**Task requirements**
Find every line containing the word "what" and report the count, nothing more.

**Stored data**
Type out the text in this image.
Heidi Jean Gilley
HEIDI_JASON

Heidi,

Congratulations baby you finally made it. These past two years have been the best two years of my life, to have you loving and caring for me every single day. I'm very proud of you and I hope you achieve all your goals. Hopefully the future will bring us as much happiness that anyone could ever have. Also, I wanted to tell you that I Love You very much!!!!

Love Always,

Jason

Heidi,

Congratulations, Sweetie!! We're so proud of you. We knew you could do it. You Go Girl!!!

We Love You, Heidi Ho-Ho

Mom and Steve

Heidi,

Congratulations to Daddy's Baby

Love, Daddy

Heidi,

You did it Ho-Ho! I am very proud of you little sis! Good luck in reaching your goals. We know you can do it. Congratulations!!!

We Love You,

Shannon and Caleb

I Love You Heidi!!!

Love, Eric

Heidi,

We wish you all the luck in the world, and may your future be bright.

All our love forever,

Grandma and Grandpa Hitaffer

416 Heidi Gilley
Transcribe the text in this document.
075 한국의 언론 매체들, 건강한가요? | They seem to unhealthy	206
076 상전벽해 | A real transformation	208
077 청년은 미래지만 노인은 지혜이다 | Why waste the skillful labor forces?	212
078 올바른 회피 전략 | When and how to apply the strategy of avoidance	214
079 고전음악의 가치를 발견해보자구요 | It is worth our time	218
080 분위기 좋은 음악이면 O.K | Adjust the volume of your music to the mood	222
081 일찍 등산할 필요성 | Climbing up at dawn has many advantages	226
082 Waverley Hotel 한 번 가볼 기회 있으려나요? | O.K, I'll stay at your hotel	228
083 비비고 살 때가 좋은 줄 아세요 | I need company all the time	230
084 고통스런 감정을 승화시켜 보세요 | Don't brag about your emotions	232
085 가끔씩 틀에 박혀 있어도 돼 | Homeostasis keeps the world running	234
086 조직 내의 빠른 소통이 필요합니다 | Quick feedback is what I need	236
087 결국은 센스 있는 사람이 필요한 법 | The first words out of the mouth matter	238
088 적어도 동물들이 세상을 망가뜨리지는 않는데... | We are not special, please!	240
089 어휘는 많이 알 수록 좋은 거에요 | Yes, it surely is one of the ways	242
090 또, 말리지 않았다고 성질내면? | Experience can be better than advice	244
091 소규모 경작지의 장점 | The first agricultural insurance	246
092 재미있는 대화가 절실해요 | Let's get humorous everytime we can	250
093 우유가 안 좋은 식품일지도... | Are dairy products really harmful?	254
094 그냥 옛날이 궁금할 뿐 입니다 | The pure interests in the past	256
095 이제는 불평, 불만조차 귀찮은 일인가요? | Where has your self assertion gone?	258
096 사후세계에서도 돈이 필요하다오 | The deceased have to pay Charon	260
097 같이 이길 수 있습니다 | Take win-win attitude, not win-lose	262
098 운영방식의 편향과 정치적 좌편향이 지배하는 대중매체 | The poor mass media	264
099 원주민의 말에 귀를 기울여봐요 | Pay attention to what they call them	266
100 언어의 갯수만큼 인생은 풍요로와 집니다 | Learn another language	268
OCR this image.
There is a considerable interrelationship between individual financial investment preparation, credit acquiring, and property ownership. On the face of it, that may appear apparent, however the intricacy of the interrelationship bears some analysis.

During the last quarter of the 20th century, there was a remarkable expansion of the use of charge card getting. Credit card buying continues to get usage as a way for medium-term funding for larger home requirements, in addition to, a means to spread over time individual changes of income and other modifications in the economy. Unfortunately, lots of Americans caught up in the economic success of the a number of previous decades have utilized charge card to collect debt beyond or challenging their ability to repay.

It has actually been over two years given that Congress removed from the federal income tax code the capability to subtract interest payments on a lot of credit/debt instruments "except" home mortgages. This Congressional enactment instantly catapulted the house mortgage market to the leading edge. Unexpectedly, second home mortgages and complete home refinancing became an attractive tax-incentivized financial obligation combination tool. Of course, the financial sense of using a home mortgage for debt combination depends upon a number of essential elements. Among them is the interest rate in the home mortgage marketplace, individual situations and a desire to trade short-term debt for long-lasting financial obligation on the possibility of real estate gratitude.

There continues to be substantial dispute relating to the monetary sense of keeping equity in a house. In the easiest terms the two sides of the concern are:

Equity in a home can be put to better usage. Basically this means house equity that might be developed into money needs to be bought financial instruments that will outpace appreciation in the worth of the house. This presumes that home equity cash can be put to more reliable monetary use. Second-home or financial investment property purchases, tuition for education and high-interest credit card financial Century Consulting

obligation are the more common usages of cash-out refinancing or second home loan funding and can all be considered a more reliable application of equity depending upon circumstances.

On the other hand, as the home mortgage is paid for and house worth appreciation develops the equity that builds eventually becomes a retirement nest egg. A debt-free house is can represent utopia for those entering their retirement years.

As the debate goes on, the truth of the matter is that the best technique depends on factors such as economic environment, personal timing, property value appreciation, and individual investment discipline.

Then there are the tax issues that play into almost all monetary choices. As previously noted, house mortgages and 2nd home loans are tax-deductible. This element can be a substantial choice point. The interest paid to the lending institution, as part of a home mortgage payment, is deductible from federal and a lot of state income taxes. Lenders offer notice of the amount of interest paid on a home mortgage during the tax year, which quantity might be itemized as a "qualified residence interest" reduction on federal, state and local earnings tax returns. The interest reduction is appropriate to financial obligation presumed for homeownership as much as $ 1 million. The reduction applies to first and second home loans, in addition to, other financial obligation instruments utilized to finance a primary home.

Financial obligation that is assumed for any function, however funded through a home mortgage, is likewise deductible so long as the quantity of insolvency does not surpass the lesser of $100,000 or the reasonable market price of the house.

**Task answer**
2